RECORDED INFORMATION
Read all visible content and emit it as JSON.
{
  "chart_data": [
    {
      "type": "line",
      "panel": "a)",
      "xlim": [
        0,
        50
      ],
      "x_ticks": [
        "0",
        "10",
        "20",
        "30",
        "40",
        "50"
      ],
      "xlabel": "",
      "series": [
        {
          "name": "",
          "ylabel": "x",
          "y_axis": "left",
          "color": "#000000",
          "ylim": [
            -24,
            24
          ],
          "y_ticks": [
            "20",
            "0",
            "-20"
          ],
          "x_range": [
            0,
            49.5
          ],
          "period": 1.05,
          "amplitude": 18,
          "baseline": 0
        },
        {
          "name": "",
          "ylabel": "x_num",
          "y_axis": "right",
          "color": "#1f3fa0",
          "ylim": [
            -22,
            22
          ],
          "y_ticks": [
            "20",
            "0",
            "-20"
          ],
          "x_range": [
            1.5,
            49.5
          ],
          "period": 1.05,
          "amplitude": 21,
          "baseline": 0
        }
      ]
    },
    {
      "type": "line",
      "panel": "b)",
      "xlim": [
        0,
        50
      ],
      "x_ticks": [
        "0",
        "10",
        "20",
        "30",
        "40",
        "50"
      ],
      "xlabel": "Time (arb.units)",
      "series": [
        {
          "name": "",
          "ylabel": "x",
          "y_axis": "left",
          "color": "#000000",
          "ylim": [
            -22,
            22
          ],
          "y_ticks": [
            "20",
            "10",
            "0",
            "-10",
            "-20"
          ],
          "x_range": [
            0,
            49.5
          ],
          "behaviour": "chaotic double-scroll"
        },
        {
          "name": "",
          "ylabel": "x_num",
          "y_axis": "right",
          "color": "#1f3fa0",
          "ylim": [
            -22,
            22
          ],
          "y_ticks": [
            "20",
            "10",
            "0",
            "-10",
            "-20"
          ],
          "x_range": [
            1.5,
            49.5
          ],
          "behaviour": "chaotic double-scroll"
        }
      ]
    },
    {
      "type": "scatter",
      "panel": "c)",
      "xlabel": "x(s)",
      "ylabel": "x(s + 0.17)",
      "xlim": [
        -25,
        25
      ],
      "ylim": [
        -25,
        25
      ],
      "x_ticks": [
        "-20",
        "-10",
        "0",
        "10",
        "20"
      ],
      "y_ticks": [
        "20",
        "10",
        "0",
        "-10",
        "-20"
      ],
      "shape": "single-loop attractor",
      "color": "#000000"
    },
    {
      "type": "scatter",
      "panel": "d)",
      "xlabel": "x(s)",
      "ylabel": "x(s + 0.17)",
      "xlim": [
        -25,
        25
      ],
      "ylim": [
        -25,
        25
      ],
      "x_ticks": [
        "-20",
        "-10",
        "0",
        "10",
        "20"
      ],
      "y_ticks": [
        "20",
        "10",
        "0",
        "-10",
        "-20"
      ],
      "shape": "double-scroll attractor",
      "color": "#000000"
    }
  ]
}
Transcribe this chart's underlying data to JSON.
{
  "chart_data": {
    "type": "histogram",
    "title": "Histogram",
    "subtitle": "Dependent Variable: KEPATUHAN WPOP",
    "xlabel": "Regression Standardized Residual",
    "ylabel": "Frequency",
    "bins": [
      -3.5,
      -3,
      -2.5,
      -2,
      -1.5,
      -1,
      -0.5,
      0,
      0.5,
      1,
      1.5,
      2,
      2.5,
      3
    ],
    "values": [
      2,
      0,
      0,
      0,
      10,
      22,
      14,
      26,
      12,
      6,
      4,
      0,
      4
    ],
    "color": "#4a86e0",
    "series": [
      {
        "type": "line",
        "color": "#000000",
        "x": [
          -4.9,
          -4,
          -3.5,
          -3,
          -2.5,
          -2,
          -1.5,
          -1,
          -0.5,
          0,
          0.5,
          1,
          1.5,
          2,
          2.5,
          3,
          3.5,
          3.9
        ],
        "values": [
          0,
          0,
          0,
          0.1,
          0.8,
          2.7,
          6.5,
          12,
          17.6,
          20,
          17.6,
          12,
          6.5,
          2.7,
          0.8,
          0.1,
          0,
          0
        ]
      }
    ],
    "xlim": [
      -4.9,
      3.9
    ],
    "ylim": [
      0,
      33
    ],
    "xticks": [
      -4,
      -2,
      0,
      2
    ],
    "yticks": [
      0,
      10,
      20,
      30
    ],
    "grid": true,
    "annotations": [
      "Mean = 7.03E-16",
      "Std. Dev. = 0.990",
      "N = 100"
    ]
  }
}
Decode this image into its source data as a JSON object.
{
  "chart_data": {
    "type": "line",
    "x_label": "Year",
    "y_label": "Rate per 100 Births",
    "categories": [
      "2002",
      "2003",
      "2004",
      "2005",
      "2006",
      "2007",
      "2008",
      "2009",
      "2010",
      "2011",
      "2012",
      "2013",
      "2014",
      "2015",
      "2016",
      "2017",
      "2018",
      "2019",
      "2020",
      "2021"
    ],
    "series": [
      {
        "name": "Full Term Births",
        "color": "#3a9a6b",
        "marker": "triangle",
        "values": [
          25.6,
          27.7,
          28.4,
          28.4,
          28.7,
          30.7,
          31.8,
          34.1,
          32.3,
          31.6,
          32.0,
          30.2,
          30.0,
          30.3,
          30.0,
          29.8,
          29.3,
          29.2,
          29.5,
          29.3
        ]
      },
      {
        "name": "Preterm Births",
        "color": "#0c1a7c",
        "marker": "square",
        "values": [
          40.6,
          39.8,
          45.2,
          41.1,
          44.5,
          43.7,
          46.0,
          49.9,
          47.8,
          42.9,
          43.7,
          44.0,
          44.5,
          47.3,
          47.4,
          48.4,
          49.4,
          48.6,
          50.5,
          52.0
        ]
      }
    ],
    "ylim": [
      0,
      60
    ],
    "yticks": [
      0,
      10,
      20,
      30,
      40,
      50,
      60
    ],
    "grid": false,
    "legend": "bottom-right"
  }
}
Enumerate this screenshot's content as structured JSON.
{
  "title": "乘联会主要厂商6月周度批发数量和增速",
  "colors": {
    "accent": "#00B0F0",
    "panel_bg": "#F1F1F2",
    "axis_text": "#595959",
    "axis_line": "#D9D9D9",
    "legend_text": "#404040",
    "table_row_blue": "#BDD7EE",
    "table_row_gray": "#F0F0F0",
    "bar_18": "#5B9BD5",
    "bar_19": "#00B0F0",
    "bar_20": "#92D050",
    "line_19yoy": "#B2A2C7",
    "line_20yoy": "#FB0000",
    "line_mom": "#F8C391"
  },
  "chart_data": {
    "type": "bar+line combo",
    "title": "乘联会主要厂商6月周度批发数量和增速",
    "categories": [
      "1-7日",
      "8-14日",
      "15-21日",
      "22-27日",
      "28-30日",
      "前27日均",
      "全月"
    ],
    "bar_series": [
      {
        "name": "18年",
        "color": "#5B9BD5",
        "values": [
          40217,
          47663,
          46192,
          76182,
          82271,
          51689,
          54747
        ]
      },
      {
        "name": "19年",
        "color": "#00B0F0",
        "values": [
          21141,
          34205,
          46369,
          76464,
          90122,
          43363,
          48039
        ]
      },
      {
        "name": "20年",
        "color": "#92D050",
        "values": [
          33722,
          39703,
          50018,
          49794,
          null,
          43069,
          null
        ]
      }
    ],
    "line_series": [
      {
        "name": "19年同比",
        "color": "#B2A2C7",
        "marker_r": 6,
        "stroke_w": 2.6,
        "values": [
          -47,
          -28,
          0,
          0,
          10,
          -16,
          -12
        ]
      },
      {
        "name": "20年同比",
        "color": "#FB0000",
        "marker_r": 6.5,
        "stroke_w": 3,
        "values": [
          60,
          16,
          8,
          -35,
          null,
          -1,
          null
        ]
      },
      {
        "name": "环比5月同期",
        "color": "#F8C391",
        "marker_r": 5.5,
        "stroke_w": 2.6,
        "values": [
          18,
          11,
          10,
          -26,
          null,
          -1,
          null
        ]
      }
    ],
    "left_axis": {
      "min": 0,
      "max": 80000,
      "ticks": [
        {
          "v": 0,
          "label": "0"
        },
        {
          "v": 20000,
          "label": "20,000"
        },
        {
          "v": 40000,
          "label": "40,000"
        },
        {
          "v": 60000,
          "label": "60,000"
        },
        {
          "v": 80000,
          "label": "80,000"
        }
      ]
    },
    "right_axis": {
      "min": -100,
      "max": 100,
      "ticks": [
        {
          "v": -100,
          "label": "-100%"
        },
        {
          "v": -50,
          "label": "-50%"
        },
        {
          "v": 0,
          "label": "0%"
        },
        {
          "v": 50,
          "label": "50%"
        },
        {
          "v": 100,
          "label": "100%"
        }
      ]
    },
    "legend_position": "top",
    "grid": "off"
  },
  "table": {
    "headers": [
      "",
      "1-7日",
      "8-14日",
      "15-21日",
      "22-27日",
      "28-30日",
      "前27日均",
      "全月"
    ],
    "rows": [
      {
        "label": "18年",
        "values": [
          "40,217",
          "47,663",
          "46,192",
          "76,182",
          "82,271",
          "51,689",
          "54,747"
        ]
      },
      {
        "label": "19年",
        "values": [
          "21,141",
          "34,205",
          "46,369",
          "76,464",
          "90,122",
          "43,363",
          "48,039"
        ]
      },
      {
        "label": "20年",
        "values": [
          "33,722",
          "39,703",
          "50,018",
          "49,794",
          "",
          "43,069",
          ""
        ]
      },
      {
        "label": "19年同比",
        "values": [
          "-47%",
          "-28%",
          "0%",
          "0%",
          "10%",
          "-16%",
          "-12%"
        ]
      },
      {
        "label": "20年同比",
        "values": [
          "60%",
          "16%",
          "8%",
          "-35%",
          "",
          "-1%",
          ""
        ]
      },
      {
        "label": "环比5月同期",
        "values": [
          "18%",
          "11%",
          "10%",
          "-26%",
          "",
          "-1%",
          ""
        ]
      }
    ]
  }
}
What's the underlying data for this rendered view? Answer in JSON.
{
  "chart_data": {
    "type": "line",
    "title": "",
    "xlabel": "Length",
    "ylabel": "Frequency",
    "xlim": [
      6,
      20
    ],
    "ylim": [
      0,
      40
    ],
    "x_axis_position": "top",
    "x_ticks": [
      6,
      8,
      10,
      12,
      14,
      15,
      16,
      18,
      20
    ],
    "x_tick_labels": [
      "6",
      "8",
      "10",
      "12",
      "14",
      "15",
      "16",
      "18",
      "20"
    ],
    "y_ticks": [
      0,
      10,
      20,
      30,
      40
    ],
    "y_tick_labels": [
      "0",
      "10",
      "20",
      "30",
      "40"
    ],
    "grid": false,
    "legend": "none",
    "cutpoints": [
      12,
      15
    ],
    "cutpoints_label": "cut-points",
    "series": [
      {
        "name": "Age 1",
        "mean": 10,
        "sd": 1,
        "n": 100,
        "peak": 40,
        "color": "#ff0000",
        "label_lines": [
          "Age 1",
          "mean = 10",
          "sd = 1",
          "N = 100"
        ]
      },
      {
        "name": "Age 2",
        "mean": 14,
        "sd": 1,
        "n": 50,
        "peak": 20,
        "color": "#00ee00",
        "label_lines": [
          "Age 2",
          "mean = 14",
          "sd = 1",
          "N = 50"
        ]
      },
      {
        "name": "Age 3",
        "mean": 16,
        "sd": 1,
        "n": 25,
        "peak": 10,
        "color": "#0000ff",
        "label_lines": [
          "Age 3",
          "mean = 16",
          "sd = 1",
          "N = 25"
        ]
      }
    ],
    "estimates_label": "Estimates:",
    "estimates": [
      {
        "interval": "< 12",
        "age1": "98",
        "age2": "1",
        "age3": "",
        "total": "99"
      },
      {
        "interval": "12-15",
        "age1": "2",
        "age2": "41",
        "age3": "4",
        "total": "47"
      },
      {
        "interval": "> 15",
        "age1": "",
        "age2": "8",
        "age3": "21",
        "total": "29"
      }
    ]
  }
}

WHAT TO WORK ON
Using the records given above, list every line that includes the word "grid".

RESULT
    "grid": true,
    "grid": false,
    "grid": "off"
    "grid": false,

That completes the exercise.